From the listing below, extract every line containing "该反应中".

Excerpt from a dataset
[start]
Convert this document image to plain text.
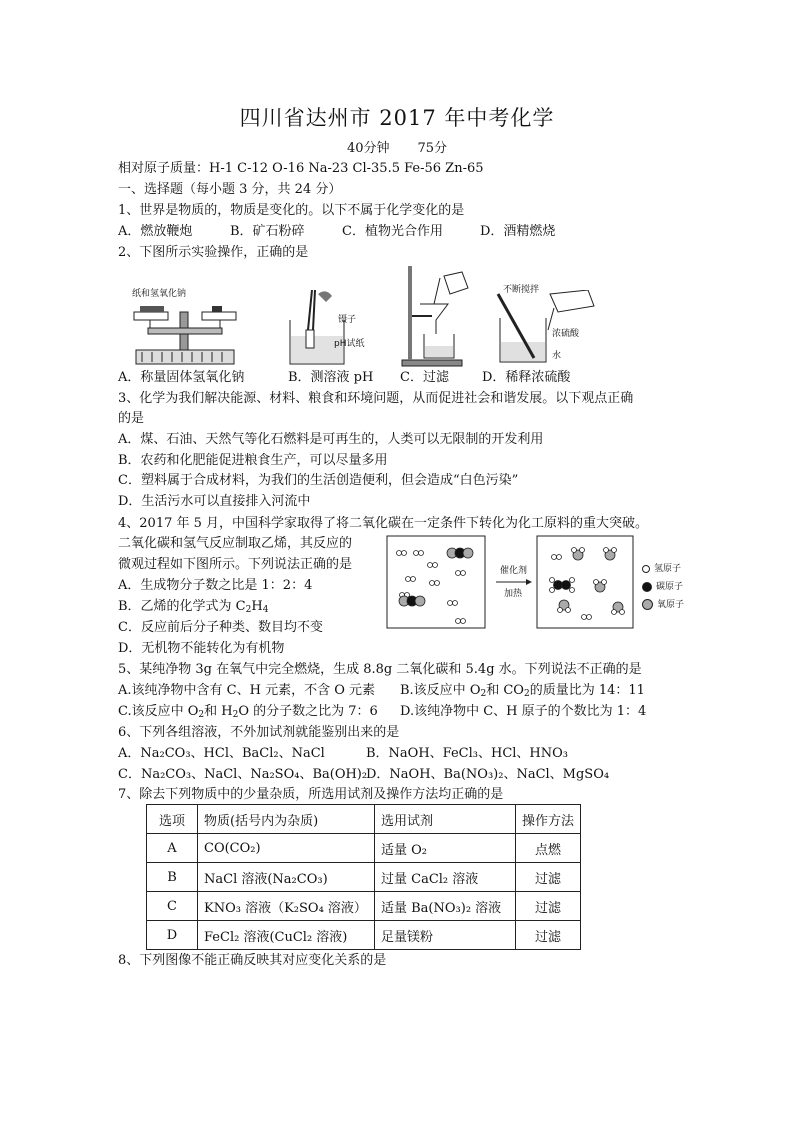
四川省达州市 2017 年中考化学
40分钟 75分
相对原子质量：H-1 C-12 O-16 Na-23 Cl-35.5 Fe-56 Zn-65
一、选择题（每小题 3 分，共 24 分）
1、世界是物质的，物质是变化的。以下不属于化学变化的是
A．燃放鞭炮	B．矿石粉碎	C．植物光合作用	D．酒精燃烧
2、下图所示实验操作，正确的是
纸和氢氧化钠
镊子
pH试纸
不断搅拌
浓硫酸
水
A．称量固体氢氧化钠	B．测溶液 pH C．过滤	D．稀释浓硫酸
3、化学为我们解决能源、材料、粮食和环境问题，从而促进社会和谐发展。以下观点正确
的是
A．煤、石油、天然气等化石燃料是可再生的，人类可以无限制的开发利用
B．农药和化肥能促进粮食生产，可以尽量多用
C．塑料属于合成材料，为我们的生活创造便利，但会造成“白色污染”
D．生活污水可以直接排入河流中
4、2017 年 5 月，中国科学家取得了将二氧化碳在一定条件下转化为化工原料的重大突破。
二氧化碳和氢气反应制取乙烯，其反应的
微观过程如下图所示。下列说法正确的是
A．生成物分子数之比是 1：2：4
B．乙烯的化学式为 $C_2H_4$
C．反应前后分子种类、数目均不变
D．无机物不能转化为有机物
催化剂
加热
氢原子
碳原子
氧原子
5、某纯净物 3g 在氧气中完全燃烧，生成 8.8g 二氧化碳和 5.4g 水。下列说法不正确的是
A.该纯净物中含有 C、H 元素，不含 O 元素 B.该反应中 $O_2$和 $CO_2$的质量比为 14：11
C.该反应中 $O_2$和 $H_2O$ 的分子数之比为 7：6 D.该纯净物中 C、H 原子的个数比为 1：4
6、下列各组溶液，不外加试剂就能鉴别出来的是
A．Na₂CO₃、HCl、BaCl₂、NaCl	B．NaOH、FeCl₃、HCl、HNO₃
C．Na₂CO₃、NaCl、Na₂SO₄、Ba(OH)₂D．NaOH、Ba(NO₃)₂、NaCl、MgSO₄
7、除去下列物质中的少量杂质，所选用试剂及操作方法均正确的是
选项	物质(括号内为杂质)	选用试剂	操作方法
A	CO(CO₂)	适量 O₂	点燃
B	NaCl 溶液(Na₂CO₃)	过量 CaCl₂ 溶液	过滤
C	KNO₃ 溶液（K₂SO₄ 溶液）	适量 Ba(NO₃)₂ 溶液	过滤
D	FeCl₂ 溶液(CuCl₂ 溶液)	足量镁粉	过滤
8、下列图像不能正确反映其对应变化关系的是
[end]
:: Exercise solution ::
A.该纯净物中含有 C、H 元素，不含 O 元素 B.该反应中 $O_2$和 $CO_2$的质量比为 14：11
C.该反应中 $O_2$和 $H_2O$ 的分子数之比为 7：6 D.该纯净物中 C、H 原子的个数比为 1：4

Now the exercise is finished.